++++ Supplied records
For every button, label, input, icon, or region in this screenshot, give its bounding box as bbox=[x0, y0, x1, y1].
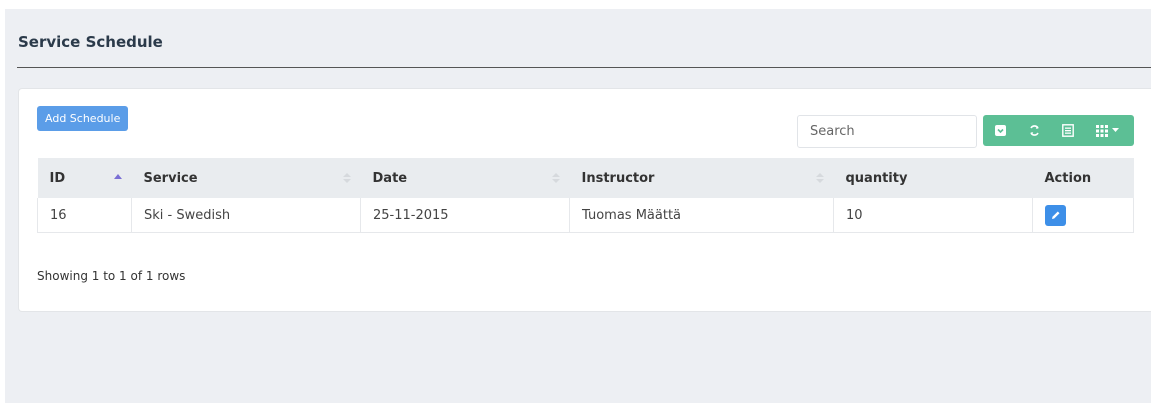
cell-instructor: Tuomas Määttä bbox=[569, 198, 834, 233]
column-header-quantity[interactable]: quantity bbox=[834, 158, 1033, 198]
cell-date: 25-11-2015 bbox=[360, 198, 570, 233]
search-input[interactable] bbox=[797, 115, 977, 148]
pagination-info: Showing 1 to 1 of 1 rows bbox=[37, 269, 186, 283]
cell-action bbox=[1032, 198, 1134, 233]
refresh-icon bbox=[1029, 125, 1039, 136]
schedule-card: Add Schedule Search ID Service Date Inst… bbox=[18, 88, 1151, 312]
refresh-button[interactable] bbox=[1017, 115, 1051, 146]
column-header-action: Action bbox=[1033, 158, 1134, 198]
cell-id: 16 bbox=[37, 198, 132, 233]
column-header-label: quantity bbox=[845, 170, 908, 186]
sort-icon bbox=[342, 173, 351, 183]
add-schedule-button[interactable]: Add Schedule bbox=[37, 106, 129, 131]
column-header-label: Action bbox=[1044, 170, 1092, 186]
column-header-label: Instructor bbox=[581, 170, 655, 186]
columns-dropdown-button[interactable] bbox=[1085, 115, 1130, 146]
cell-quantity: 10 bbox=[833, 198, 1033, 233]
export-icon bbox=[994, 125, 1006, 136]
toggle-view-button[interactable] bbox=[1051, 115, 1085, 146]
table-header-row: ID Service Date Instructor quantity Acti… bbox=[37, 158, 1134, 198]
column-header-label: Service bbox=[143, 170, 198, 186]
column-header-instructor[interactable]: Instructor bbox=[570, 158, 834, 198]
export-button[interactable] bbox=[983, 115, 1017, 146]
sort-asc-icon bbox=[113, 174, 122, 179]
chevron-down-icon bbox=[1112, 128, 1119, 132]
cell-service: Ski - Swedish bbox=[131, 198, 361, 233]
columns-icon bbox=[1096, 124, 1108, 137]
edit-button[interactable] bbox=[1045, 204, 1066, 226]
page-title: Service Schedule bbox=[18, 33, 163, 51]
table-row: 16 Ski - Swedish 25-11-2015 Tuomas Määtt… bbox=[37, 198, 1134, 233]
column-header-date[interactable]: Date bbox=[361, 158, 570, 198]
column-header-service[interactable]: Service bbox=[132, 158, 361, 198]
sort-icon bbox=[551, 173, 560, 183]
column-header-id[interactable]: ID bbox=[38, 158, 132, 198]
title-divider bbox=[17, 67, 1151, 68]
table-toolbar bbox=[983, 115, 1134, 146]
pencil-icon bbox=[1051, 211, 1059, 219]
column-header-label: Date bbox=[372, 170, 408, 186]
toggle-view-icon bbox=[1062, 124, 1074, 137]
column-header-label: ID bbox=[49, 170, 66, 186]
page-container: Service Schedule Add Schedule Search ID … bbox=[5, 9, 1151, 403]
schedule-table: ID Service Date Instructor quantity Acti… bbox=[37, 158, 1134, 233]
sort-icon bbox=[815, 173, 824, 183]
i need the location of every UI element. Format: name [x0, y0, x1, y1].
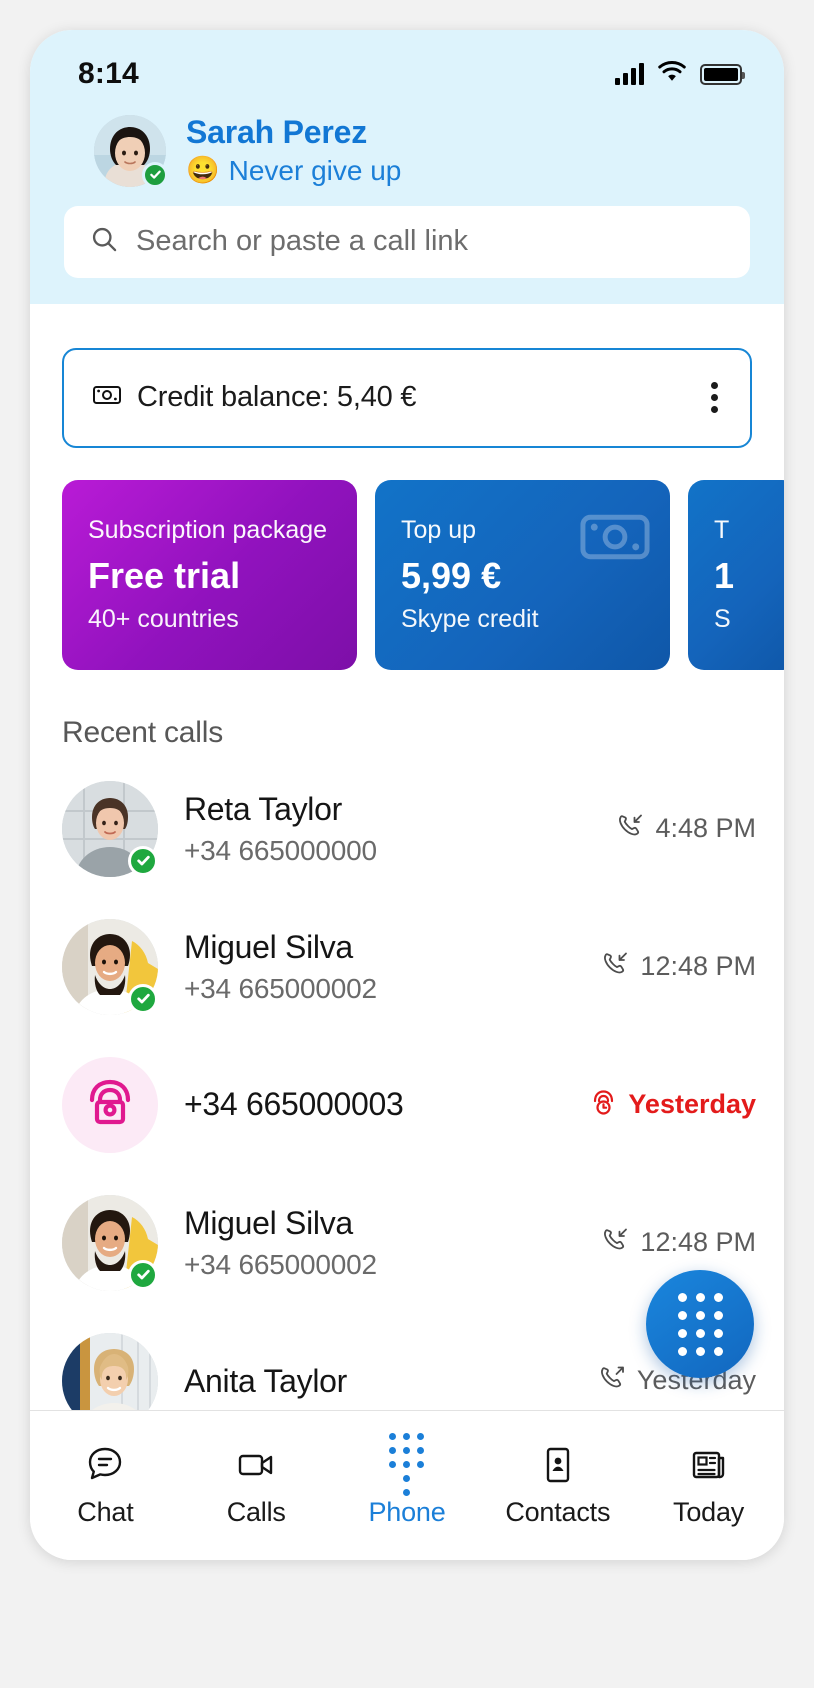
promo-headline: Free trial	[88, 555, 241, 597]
++++++++
Problem >> Present every one of the lines above as a numbered list, skipping any blank lines and leaving the pictures out.

Output for this task >>
1. For every button, label, input, icon, or region in this screenshot, give its bounding box as bbox=[x0, y0, x1, y1].
2. cell-instructor: Tuomas Määttä bbox=[569, 198, 834, 233]
3. column-header-quantity[interactable]: quantity bbox=[834, 158, 1033, 198]
4. cell-date: 25-11-2015 bbox=[360, 198, 570, 233]
5. search-input[interactable] bbox=[797, 115, 977, 148]
6. pagination-info: Showing 1 to 1 of 1 rows bbox=[37, 269, 186, 283]
7. cell-action bbox=[1032, 198, 1134, 233]
8. refresh-icon bbox=[1029, 125, 1039, 136]
9. schedule-card: Add Schedule Search ID Service Date Inst… bbox=[18, 88, 1151, 312]
10. refresh-button[interactable] bbox=[1017, 115, 1051, 146]
11. column-header-action: Action bbox=[1033, 158, 1134, 198]
12. cell-id: 16 bbox=[37, 198, 132, 233]
13. column-header-label: quantity bbox=[845, 170, 908, 186]
14. sort-icon bbox=[342, 173, 351, 183]
15. add-schedule-button[interactable]: Add Schedule bbox=[37, 106, 129, 131]
16. column-header-label: Action bbox=[1044, 170, 1092, 186]
17. column-header-label: Instructor bbox=[581, 170, 655, 186]
18. columns-dropdown-button[interactable] bbox=[1085, 115, 1130, 146]
19. cell-quantity: 10 bbox=[833, 198, 1033, 233]
20. export-icon bbox=[994, 125, 1006, 136]
21. toggle-view-button[interactable] bbox=[1051, 115, 1085, 146]
22. table-header-row: ID Service Date Instructor quantity Acti… bbox=[37, 158, 1134, 198]
23. column-header-label: Service bbox=[143, 170, 198, 186]
24. column-header-instructor[interactable]: Instructor bbox=[570, 158, 834, 198]
25. export-button[interactable] bbox=[983, 115, 1017, 146]
26. sort-asc-icon bbox=[113, 174, 122, 179]
27. chevron-down-icon bbox=[1112, 128, 1119, 132]
28. cell-service: Ski - Swedish bbox=[131, 198, 361, 233]
29. columns-icon bbox=[1096, 124, 1108, 137]
30. edit-button[interactable] bbox=[1045, 204, 1066, 226]
31. page-title: Service Schedule bbox=[18, 33, 163, 51]
32. table-row: 16 Ski - Swedish 25-11-2015 Tuomas Määtt… bbox=[37, 198, 1134, 233]
33. column-header-date[interactable]: Date bbox=[361, 158, 570, 198]
34. column-header-service[interactable]: Service bbox=[132, 158, 361, 198]
35. sort-icon bbox=[551, 173, 560, 183]
36. column-header-id[interactable]: ID bbox=[38, 158, 132, 198]
37. title-divider bbox=[17, 67, 1151, 68]
38. table-toolbar bbox=[983, 115, 1134, 146]
39. pencil-icon bbox=[1051, 211, 1059, 219]
40. column-header-label: Date bbox=[372, 170, 408, 186]
41. toggle-view-icon bbox=[1062, 124, 1074, 137]
42. column-header-label: ID bbox=[49, 170, 66, 186]
43. page-container: Service Schedule Add Schedule Search ID … bbox=[5, 9, 1151, 403]
44. schedule-table: ID Service Date Instructor quantity Acti… bbox=[37, 158, 1134, 233]
45. sort-icon bbox=[815, 173, 824, 183]
46. i need the location of every UI element. Format: name [x0, y0, x1, y1].
47. promo-headline: Free trial	[88, 555, 241, 597]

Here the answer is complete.